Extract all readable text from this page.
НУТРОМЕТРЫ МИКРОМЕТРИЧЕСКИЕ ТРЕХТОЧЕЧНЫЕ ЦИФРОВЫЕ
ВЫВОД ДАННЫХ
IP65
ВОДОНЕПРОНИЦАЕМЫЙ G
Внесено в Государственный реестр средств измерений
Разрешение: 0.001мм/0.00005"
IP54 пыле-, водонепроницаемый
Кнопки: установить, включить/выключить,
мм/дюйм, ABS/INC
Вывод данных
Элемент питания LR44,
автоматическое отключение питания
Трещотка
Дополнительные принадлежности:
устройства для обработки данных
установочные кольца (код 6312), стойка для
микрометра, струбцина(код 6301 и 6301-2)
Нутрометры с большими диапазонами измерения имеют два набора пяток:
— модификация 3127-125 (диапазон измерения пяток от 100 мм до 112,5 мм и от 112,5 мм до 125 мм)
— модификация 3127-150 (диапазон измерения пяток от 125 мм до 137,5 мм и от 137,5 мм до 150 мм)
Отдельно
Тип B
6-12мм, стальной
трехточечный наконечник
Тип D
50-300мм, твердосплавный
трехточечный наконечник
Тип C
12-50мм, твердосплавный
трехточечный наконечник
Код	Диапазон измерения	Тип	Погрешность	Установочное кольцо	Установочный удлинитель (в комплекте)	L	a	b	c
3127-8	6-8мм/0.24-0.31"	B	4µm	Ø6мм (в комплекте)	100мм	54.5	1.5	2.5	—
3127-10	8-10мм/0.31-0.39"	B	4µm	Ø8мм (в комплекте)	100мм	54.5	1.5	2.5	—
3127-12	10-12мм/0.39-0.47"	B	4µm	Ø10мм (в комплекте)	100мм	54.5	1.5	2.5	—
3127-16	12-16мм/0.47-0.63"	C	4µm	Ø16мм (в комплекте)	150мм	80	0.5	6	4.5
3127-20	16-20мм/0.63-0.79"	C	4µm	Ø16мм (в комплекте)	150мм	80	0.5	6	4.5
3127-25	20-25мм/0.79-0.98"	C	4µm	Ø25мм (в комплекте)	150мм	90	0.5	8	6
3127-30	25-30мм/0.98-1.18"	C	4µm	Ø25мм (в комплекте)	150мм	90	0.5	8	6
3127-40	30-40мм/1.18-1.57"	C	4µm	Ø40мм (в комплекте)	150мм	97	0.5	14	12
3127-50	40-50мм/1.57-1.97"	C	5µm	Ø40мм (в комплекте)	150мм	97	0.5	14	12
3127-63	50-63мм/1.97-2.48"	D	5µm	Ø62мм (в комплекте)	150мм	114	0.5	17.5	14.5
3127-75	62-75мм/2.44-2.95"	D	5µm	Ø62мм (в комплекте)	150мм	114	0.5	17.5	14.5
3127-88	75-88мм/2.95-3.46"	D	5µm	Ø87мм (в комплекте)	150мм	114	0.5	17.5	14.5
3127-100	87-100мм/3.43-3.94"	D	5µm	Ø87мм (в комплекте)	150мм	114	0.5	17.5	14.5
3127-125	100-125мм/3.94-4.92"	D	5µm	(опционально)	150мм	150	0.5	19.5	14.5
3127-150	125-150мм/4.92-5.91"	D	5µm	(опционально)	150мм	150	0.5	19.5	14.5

* * * * *

● Written problem: Check each line of the data above for the word "опционально" and say how many lines contain it, giving nothing besides the number.

● Task output: 2